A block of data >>
· · · · ·
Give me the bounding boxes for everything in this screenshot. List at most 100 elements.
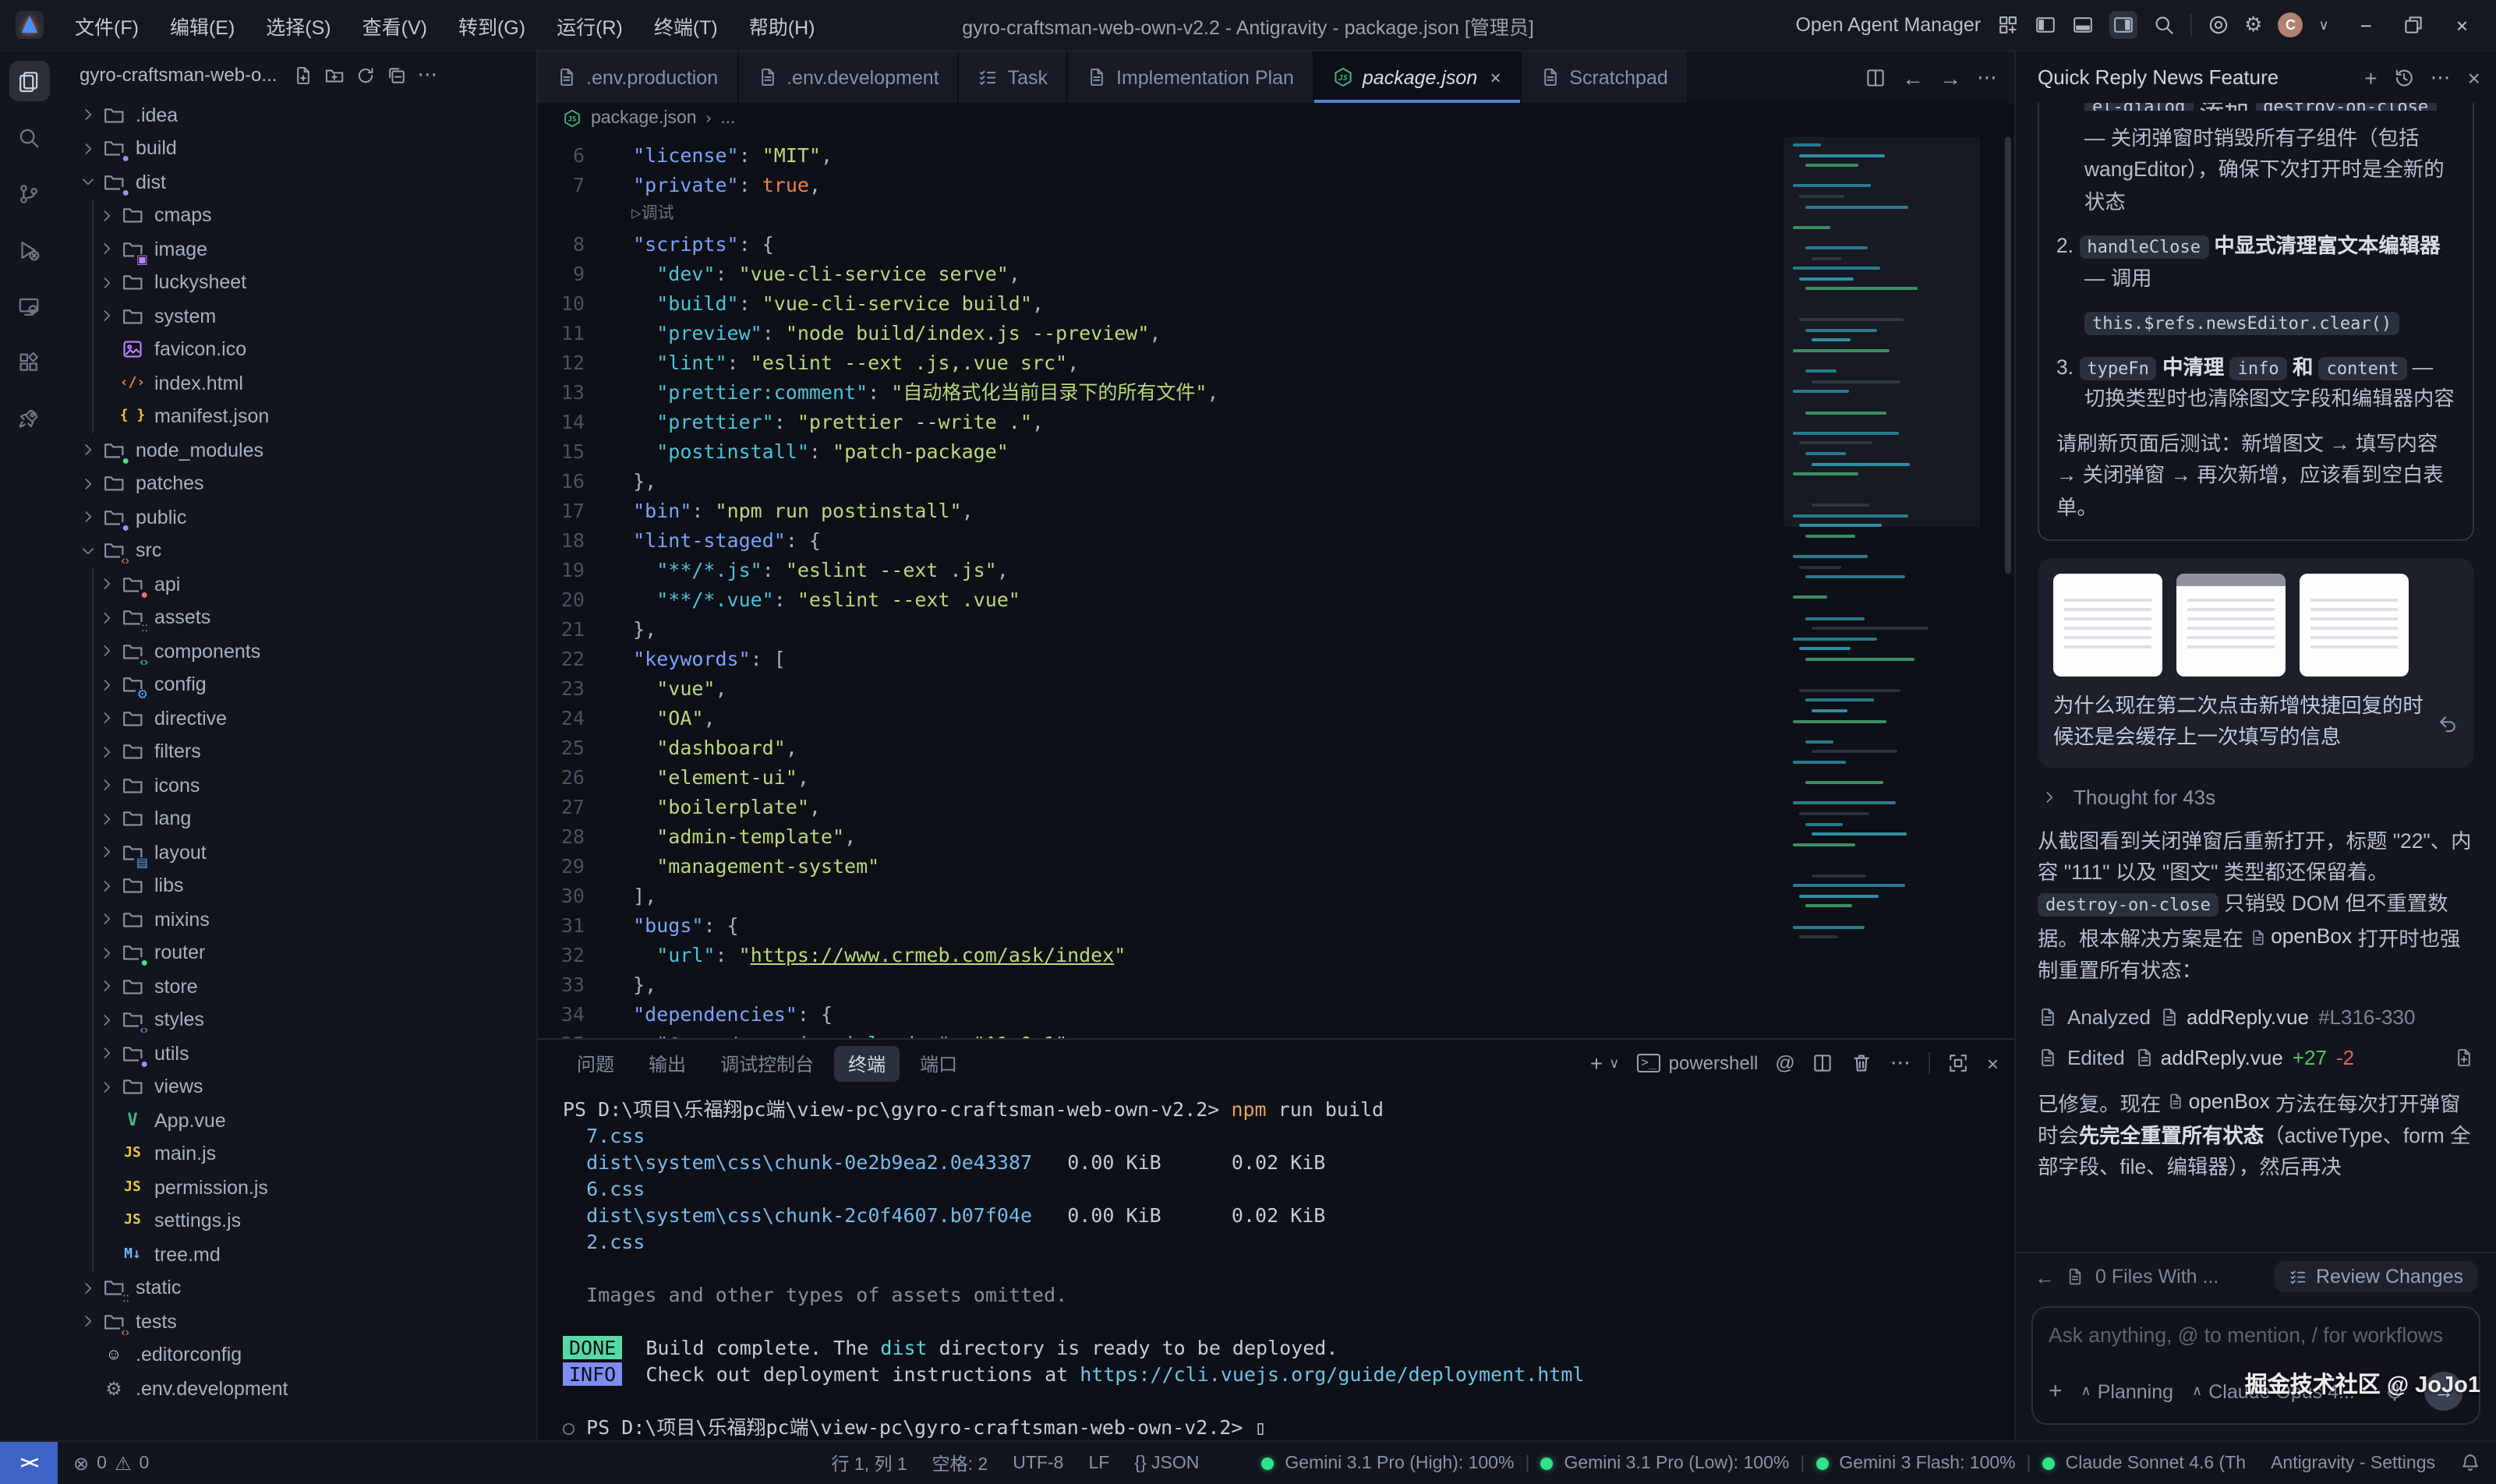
close-panel-icon[interactable]: ×: [1987, 1051, 1999, 1075]
tree-item-favicon.ico[interactable]: favicon.ico: [58, 333, 536, 366]
editor-more-icon[interactable]: ⋯: [1977, 65, 1999, 90]
restore-button[interactable]: [2403, 14, 2425, 36]
chevron-icon[interactable]: [98, 677, 120, 694]
tree-item-directive[interactable]: directive: [58, 701, 536, 735]
chevron-icon[interactable]: [80, 509, 101, 526]
tree-item-.editorconfig[interactable]: ☺.editorconfig: [58, 1338, 536, 1372]
model-quota-label[interactable]: Gemini 3.1 Pro (High): 100%: [1285, 1454, 1514, 1472]
collapse-folders-icon[interactable]: [386, 65, 406, 85]
chevron-icon[interactable]: [98, 978, 120, 995]
tree-item-tests[interactable]: ‹›tests: [58, 1305, 536, 1338]
activity-search-icon[interactable]: [9, 117, 49, 157]
tree-item-image[interactable]: ▣image: [58, 232, 536, 266]
maximize-panel-icon[interactable]: [1948, 1052, 1970, 1074]
screenshot-thumbnail[interactable]: [2053, 574, 2162, 677]
chat-input-box[interactable]: + ∧Planning ∧Claude Opus 4... →: [2031, 1306, 2480, 1425]
activity-source-control-icon[interactable]: [9, 173, 49, 214]
breadcrumb-file[interactable]: package.json: [591, 109, 697, 128]
chevron-icon[interactable]: [98, 1045, 120, 1062]
status-item[interactable]: 行 1, 列 1: [832, 1450, 907, 1475]
tree-item-luckysheet[interactable]: luckysheet: [58, 266, 536, 299]
tree-item-icons[interactable]: icons: [58, 768, 536, 802]
terminal-profile-chevron-icon[interactable]: ∨: [1609, 1055, 1619, 1072]
tree-item-.idea[interactable]: .idea: [58, 98, 536, 132]
tree-item-dist[interactable]: ●dist: [58, 165, 536, 199]
notifications-bell-icon[interactable]: [2460, 1453, 2480, 1473]
chat-more-icon[interactable]: ⋯: [2431, 65, 2452, 90]
terminal-at-icon[interactable]: @: [1775, 1052, 1794, 1074]
chevron-icon[interactable]: [98, 777, 120, 794]
tree-item-cmaps[interactable]: cmaps: [58, 199, 536, 232]
chevron-icon[interactable]: [98, 811, 120, 828]
tool-file-name[interactable]: addReply.vue: [2161, 1045, 2283, 1069]
chevron-icon[interactable]: [98, 308, 120, 325]
chevron-icon[interactable]: [80, 174, 101, 191]
file-reference[interactable]: openBox: [2167, 1086, 2270, 1118]
attach-icon[interactable]: +: [2049, 1378, 2063, 1404]
breadcrumb-more[interactable]: ...: [720, 109, 735, 128]
terminal-output[interactable]: PS D:\项目\乐福翔pc端\view-pc\gyro-craftsman-w…: [538, 1086, 2014, 1440]
navigate-back-icon[interactable]: ←: [1902, 65, 1924, 90]
tree-item-system[interactable]: system: [58, 299, 536, 333]
toggle-right-panel-icon[interactable]: [2109, 11, 2137, 39]
minimize-button[interactable]: −: [2345, 13, 2388, 37]
terminal-tab-输出[interactable]: 输出: [635, 1045, 700, 1081]
navigate-forward-icon[interactable]: →: [1939, 65, 1961, 90]
terminal-tab-端口[interactable]: 端口: [906, 1045, 971, 1081]
chevron-icon[interactable]: [80, 140, 101, 157]
split-editor-icon[interactable]: [1865, 66, 1886, 88]
terminal-tab-终端[interactable]: 终端: [834, 1045, 900, 1081]
mode-selector[interactable]: ∧Planning: [2081, 1380, 2174, 1402]
tree-item-src[interactable]: ‹›src: [58, 534, 536, 567]
tree-item-build[interactable]: ●build: [58, 132, 536, 165]
activity-remote-preview-icon[interactable]: [9, 285, 49, 326]
chevron-icon[interactable]: [80, 442, 101, 459]
account-chevron-icon[interactable]: ∨: [2318, 16, 2328, 34]
tab-package.json[interactable]: JSpackage.json×: [1314, 51, 1521, 103]
chevron-icon[interactable]: [80, 107, 101, 124]
tool-file-name[interactable]: addReply.vue: [2187, 1005, 2309, 1028]
open-diff-icon[interactable]: [2454, 1047, 2474, 1067]
tree-item-components[interactable]: ‹›components: [58, 634, 536, 668]
code-editor[interactable]: 6 "license": "MIT",7 "private": true,▷调试…: [538, 134, 2014, 1038]
chevron-icon[interactable]: [98, 274, 120, 292]
account-avatar[interactable]: C: [2278, 12, 2303, 37]
toggle-left-panel-icon[interactable]: [2034, 14, 2056, 36]
menu-查看(V)[interactable]: 查看(V): [350, 5, 440, 44]
review-changes-button[interactable]: Review Changes: [2274, 1261, 2477, 1292]
tree-item-utils[interactable]: ●utils: [58, 1037, 536, 1070]
minimap[interactable]: [1790, 137, 1974, 1038]
menu-帮助(H)[interactable]: 帮助(H): [737, 5, 828, 44]
status-item[interactable]: 空格: 2: [932, 1450, 988, 1475]
chat-input[interactable]: [2049, 1323, 2463, 1347]
remote-indicator[interactable]: ><: [0, 1442, 58, 1484]
chevron-icon[interactable]: [98, 576, 120, 593]
terminal-shell-label[interactable]: powershell: [1669, 1052, 1759, 1074]
chevron-icon[interactable]: [80, 475, 101, 493]
kill-terminal-icon[interactable]: [1851, 1052, 1873, 1074]
chevron-icon[interactable]: [98, 945, 120, 962]
tree-item-public[interactable]: ●public: [58, 500, 536, 534]
tab-Scratchpad[interactable]: Scratchpad: [1521, 51, 1688, 103]
tree-item-views[interactable]: views: [58, 1070, 536, 1104]
toggle-bottom-panel-icon[interactable]: [2071, 14, 2093, 36]
activity-extensions-icon[interactable]: [9, 341, 49, 382]
editor-scrollbar[interactable]: [2005, 137, 2011, 574]
chevron-icon[interactable]: [98, 911, 120, 928]
chevron-icon[interactable]: [98, 1012, 120, 1029]
model-quota-label[interactable]: Gemini 3 Flash: 100%: [1839, 1454, 2015, 1472]
browser-icon[interactable]: [2207, 14, 2229, 36]
tool-call-edited[interactable]: Edited addReply.vue +27 -2: [2038, 1045, 2474, 1069]
tree-item-mixins[interactable]: mixins: [58, 903, 536, 936]
breadcrumb[interactable]: JS package.json › ...: [538, 103, 2014, 134]
tree-item-filters[interactable]: filters: [58, 735, 536, 768]
screenshot-thumbnail[interactable]: [2176, 574, 2286, 677]
chevron-icon[interactable]: [98, 643, 120, 660]
model-quota-label[interactable]: Claude Sonnet 4.6 (Th: [2066, 1454, 2246, 1472]
terminal-tab-问题[interactable]: 问题: [563, 1045, 628, 1081]
new-chat-icon[interactable]: +: [2364, 65, 2377, 90]
menu-编辑(E)[interactable]: 编辑(E): [157, 5, 247, 44]
tree-item-index.html[interactable]: ‹/›index.html: [58, 366, 536, 400]
chevron-icon[interactable]: [80, 1313, 101, 1330]
close-chat-icon[interactable]: ×: [2468, 65, 2480, 90]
· · · · ·
Written instruction >>
Copy out the listing above line for line without changing anything. Leave the picture out of your copy.

Solution below >>
Give me the bounding boxes for everything in this screenshot. List at most 100 elements.
close-panel-icon[interactable]: ×: [1987, 1051, 1999, 1075]
tree-item-favicon.ico[interactable]: favicon.ico: [58, 333, 536, 366]
editor-more-icon[interactable]: ⋯: [1977, 65, 1999, 90]
restore-button[interactable]: [2403, 14, 2425, 36]
chevron-icon[interactable]: [98, 677, 120, 694]
tree-item-directive[interactable]: directive: [58, 701, 536, 735]
chevron-icon[interactable]: [80, 509, 101, 526]
tree-item-.editorconfig[interactable]: ☺.editorconfig: [58, 1338, 536, 1372]
model-quota-label[interactable]: Gemini 3.1 Pro (High): 100%: [1285, 1454, 1514, 1472]
collapse-folders-icon[interactable]: [386, 65, 406, 85]
chevron-icon[interactable]: [98, 978, 120, 995]
tree-item-tests[interactable]: ‹›tests: [58, 1305, 536, 1338]
activity-search-icon[interactable]: [9, 117, 49, 157]
tree-item-image[interactable]: ▣image: [58, 232, 536, 266]
maximize-panel-icon[interactable]: [1948, 1052, 1970, 1074]
screenshot-thumbnail[interactable]: [2053, 574, 2162, 677]
chat-input-box[interactable]: + ∧Planning ∧Claude Opus 4... →: [2031, 1306, 2480, 1425]
activity-source-control-icon[interactable]: [9, 173, 49, 214]
breadcrumb-file[interactable]: package.json: [591, 109, 697, 128]
chevron-icon[interactable]: [98, 1045, 120, 1062]
status-item[interactable]: 行 1, 列 1: [832, 1450, 907, 1475]
tree-item-luckysheet[interactable]: luckysheet: [58, 266, 536, 299]
tree-item-icons[interactable]: icons: [58, 768, 536, 802]
terminal-profile-chevron-icon[interactable]: ∨: [1609, 1055, 1619, 1072]
tree-item-.idea[interactable]: .idea: [58, 98, 536, 132]
tree-item-dist[interactable]: ●dist: [58, 165, 536, 199]
notifications-bell-icon[interactable]: [2460, 1453, 2480, 1473]
chat-more-icon[interactable]: ⋯: [2431, 65, 2452, 90]
terminal-at-icon[interactable]: @: [1775, 1052, 1794, 1074]
chevron-icon[interactable]: [98, 777, 120, 794]
tree-item-cmaps[interactable]: cmaps: [58, 199, 536, 232]
chevron-icon[interactable]: [98, 811, 120, 828]
tool-file-name[interactable]: addReply.vue: [2161, 1045, 2283, 1069]
chevron-icon[interactable]: [98, 308, 120, 325]
chevron-icon[interactable]: [80, 174, 101, 191]
file-reference[interactable]: openBox: [2167, 1086, 2270, 1118]
attach-icon[interactable]: +: [2049, 1378, 2063, 1404]
breadcrumb-more[interactable]: ...: [720, 109, 735, 128]
terminal-output[interactable]: PS D:\项目\乐福翔pc端\view-pc\gyro-craftsman-w…: [538, 1086, 2014, 1440]
navigate-back-icon[interactable]: ←: [1902, 65, 1924, 90]
tree-item-system[interactable]: system: [58, 299, 536, 333]
toggle-right-panel-icon[interactable]: [2109, 11, 2137, 39]
minimize-button[interactable]: −: [2345, 13, 2388, 37]
terminal-tab-输出[interactable]: 输出: [635, 1045, 700, 1081]
navigate-forward-icon[interactable]: →: [1939, 65, 1961, 90]
terminal-tab-端口[interactable]: 端口: [906, 1045, 971, 1081]
chevron-icon[interactable]: [80, 140, 101, 157]
split-editor-icon[interactable]: [1865, 66, 1886, 88]
terminal-tab-终端[interactable]: 终端: [834, 1045, 900, 1081]
mode-selector[interactable]: ∧Planning: [2081, 1380, 2174, 1402]
tree-item-src[interactable]: ‹›src: [58, 534, 536, 567]
tree-item-build[interactable]: ●build: [58, 132, 536, 165]
activity-remote-preview-icon[interactable]: [9, 285, 49, 326]
chevron-icon[interactable]: [80, 442, 101, 459]
account-chevron-icon[interactable]: ∨: [2318, 16, 2328, 34]
tab-package.json[interactable]: JSpackage.json×: [1314, 51, 1521, 103]
chevron-icon[interactable]: [80, 107, 101, 124]
tool-file-name[interactable]: addReply.vue: [2187, 1005, 2309, 1028]
open-diff-icon[interactable]: [2454, 1047, 2474, 1067]
tree-item-components[interactable]: ‹›components: [58, 634, 536, 668]
code-editor[interactable]: 6 "license": "MIT",7 "private": true,▷调试…: [538, 134, 2014, 1038]
chevron-icon[interactable]: [98, 274, 120, 292]
account-avatar[interactable]: C: [2278, 12, 2303, 37]
toggle-left-panel-icon[interactable]: [2034, 14, 2056, 36]
menu-查看(V)[interactable]: 查看(V): [350, 5, 440, 44]
review-changes-button[interactable]: Review Changes: [2274, 1261, 2477, 1292]
tree-item-utils[interactable]: ●utils: [58, 1037, 536, 1070]
minimap[interactable]: [1790, 137, 1974, 1038]
menu-帮助(H)[interactable]: 帮助(H): [737, 5, 828, 44]
status-item[interactable]: 空格: 2: [932, 1450, 988, 1475]
chat-input[interactable]: [2049, 1323, 2463, 1347]
remote-indicator[interactable]: ><: [0, 1442, 58, 1484]
chevron-icon[interactable]: [98, 576, 120, 593]
terminal-shell-label[interactable]: powershell: [1669, 1052, 1759, 1074]
chevron-icon[interactable]: [80, 475, 101, 493]
kill-terminal-icon[interactable]: [1851, 1052, 1873, 1074]
chevron-icon[interactable]: [98, 945, 120, 962]
tree-item-public[interactable]: ●public: [58, 500, 536, 534]
tab-Scratchpad[interactable]: Scratchpad: [1521, 51, 1688, 103]
tree-item-views[interactable]: views: [58, 1070, 536, 1104]
toggle-bottom-panel-icon[interactable]: [2071, 14, 2093, 36]
activity-extensions-icon[interactable]: [9, 341, 49, 382]
editor-scrollbar[interactable]: [2005, 137, 2011, 574]
chevron-icon[interactable]: [98, 911, 120, 928]
chevron-icon[interactable]: [98, 1012, 120, 1029]
model-quota-label[interactable]: Gemini 3 Flash: 100%: [1839, 1454, 2015, 1472]
browser-icon[interactable]: [2207, 14, 2229, 36]
tool-call-edited[interactable]: Edited addReply.vue +27 -2: [2038, 1045, 2474, 1069]
tree-item-mixins[interactable]: mixins: [58, 903, 536, 936]
breadcrumb[interactable]: JS package.json › ...: [538, 103, 2014, 134]
tree-item-filters[interactable]: filters: [58, 735, 536, 768]
screenshot-thumbnail[interactable]: [2176, 574, 2286, 677]
chevron-icon[interactable]: [98, 643, 120, 660]
model-quota-label[interactable]: Claude Sonnet 4.6 (Th: [2066, 1454, 2246, 1472]
terminal-tab-问题[interactable]: 问题: [563, 1045, 628, 1081]
new-chat-icon[interactable]: +: [2364, 65, 2377, 90]
menu-编辑(E)[interactable]: 编辑(E): [157, 5, 247, 44]
tree-item-index.html[interactable]: ‹/›index.html: [58, 366, 536, 400]
chevron-icon[interactable]: [80, 1313, 101, 1330]
close-chat-icon[interactable]: ×: [2468, 65, 2480, 90]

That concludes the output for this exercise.